* [Actions to take]:
1. In the article revisiting Camus's Algiers, what name does Padovani Beach go by now?
2. Render the records from the line with "Find all labels, buttons, inputs, and" up to and including the line with "show-website-icons-label: Show website" as a Markdown table with the columns Row and Entry, leaving out any blank lines.

* [Passage provided]:
════════════════
I've always been immensely grateful to the high school French teacher who required us to read Albert Camus' novel The Outsider
. Probably no other book, and no other author, influenced my sixteen-year-old brain quite so much. It's in tribute to that long-ago teacher that I've translated this article revisiting the city Camus immortalised.
On the centenary of the birth of Albert Camus, the Algerian daily newspaper El-Watan returns to the places he wrote about. What has become of the city that the French writer described and cherished?
"People swim in the harbor and then go rest on the buoys. when you pass a buoy where a pretty girl is sitting, you shout to your friends 'I tell you it's a seagull'"*. When they weren't swimming, the young people amused themselves taking "long canoe trips paddling around the red and black freighters"*. Today, the port of Algiers has only commercial activity, and the boats and the rowing club are gone.
What's more, the ports are completely off limits to the public. Writer and journalist Brahim Hadj Slimane explains that -
What Camus described existed up until the 1970s. It's not like that anymore, and not just in Algiers. The young people who swam there were the children of the ordinary suburbs, as was Albert Camus in Belcourt, which was a working-class suburb at that time ... The ports were closed to the public for security reasons, and so, as in Algiers, they lost their conviviality.
El-Kettani beach, Algiers.
Next to the port, the beach of Bab El-Oued has also radically changed. Camus wrote that
The dance hall at Padovani Beach is open every day. And, in this immense rectangular box, open to the sea all along one side, the poor youngsters of the district come to dance until evening*.
More than sixty-six years later, Padovani Beach - now El-Kettani - has calmed down. The frenzied dancers have given way to families.
════════════════
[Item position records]
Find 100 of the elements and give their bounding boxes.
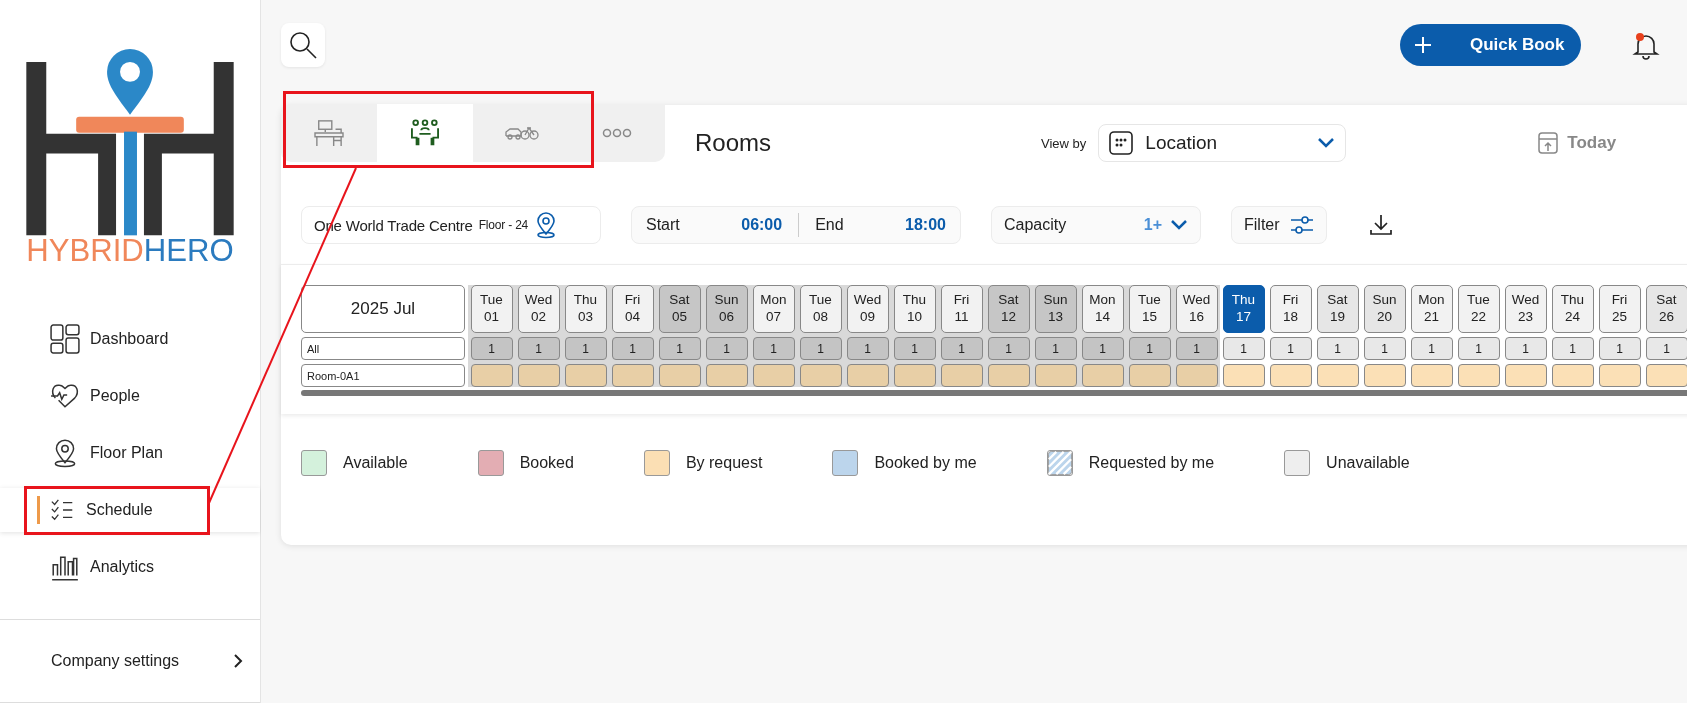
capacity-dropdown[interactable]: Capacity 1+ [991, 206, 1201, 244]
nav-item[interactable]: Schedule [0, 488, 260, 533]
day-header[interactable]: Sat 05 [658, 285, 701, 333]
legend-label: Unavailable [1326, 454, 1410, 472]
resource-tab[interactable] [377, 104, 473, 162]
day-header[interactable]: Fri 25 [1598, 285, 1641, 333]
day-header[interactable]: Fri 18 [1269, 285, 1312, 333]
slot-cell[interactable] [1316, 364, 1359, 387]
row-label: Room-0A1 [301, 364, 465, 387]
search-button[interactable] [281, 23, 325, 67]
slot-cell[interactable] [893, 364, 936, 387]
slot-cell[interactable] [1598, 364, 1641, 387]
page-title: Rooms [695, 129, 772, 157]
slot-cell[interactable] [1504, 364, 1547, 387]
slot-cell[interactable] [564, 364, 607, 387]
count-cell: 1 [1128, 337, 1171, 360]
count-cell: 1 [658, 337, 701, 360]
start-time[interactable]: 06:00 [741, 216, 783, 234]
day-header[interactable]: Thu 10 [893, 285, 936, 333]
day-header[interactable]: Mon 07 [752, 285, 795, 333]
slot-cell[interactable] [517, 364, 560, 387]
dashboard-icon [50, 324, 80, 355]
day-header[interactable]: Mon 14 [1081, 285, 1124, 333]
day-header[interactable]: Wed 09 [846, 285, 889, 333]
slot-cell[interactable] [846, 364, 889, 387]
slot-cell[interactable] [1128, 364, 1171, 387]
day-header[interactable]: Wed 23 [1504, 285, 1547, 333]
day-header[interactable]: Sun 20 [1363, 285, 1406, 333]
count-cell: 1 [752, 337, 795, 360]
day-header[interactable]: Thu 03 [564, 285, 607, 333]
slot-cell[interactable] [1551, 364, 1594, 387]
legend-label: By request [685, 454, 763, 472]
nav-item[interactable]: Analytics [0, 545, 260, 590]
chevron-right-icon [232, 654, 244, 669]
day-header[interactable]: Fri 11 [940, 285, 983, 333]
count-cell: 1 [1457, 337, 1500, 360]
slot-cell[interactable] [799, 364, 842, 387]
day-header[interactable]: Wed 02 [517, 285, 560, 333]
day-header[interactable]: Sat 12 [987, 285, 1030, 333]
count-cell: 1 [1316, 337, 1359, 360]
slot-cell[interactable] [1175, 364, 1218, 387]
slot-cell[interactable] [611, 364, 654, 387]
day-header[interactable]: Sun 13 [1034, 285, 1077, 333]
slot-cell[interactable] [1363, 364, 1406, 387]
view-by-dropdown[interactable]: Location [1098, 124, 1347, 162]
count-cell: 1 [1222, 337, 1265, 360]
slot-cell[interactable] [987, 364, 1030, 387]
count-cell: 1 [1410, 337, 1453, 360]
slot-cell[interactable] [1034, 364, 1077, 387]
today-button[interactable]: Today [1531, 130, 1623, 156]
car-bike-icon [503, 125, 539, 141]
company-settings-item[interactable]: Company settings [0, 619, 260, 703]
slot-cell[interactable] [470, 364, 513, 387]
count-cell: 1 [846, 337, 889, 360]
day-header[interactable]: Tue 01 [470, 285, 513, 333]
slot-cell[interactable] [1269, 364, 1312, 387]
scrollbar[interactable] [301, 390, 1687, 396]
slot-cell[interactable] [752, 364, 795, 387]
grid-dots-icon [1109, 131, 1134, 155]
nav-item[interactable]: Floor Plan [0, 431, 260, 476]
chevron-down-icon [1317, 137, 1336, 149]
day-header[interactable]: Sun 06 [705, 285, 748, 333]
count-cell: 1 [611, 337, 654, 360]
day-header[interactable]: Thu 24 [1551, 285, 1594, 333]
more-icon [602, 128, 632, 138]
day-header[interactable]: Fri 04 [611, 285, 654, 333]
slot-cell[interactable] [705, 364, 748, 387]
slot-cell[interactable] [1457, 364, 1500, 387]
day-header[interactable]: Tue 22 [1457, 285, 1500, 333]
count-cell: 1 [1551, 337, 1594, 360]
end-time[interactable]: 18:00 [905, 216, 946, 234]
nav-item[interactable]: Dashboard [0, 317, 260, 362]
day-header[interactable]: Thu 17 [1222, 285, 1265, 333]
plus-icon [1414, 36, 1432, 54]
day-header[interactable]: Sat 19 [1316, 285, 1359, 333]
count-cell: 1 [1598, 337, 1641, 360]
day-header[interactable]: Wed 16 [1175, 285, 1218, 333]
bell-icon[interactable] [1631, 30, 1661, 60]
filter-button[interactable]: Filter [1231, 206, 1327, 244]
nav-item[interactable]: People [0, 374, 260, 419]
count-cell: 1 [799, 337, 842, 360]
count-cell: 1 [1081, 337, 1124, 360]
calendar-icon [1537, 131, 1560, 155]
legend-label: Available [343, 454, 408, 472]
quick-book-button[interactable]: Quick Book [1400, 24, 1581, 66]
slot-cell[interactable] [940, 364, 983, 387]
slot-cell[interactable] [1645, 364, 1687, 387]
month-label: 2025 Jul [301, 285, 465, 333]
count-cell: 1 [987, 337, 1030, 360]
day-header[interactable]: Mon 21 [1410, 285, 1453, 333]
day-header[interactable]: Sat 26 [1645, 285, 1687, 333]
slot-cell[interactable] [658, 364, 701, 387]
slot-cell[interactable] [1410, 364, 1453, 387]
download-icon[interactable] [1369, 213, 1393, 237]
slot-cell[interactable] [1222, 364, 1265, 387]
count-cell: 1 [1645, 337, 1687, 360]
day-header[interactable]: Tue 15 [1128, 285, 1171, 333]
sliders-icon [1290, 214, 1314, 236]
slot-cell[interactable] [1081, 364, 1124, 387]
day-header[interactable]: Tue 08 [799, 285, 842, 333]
════════════════
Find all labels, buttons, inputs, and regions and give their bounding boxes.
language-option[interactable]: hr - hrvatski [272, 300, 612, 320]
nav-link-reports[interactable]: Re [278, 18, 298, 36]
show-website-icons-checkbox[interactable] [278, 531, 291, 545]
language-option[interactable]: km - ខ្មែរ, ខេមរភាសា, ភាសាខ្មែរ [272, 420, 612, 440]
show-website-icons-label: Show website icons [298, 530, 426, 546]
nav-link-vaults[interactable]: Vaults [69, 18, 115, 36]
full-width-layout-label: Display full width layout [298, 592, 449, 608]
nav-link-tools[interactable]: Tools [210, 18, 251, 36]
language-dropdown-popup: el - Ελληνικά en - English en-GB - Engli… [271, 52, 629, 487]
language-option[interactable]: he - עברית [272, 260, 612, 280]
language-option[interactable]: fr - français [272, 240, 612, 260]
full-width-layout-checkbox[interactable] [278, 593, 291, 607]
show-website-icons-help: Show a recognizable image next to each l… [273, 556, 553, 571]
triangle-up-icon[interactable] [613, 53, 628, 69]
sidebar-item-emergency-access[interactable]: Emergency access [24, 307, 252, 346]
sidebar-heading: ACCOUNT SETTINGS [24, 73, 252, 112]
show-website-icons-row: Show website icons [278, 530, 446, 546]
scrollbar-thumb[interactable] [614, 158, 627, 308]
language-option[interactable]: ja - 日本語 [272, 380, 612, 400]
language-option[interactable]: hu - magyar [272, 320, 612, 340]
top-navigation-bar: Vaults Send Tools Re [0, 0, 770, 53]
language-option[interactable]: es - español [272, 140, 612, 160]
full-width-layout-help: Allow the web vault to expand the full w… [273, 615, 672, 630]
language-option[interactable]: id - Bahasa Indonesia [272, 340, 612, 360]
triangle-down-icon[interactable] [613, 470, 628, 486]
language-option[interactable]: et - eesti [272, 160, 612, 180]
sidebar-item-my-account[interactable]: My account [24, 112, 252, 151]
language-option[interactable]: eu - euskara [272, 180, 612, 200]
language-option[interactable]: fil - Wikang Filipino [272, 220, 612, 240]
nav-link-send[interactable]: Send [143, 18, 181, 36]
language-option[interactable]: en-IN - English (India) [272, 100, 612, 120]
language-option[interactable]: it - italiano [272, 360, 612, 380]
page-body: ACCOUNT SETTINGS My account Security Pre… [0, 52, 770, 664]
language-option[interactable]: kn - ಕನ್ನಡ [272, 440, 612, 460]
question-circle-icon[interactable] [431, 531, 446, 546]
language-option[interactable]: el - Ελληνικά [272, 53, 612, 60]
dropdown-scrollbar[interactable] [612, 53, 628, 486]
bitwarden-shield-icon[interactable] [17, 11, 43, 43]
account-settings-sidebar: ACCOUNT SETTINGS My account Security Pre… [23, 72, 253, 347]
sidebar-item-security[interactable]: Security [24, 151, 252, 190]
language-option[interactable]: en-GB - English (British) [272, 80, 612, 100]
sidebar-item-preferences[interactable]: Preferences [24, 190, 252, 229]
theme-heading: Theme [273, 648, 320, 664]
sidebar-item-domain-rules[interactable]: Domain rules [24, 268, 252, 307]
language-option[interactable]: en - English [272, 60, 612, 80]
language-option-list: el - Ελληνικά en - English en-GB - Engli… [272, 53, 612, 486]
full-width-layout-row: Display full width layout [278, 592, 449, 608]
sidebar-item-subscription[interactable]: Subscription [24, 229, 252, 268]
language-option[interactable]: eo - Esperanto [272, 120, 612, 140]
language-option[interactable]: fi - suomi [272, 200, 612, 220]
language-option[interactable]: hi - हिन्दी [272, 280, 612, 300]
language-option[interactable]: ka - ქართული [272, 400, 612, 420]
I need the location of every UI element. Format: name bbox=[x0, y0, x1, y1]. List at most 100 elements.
════════════════
* [Responses for each task]:
1. El-Kettani

2.
| Row | Entry |
|---|---|
| 1 | Find all labels, buttons, inputs, and regions and give their bounding boxes. |
| 2 | language-option[interactable]: hr - hrvatski [272, 300, 612, 320] |
| 3 | nav-link-reports[interactable]: Re [278, 18, 298, 36] |
| 4 | show-website-icons-checkbox[interactable] [278, 531, 291, 545] |
| 5 | language-option[interactable]: km - ខ្មែរ, ខេមរភាសា, ភាសាខ្មែរ [272, 420, 612, 440] |
| 6 | show-website-icons-label: Show website icons [298, 530, 426, 546] |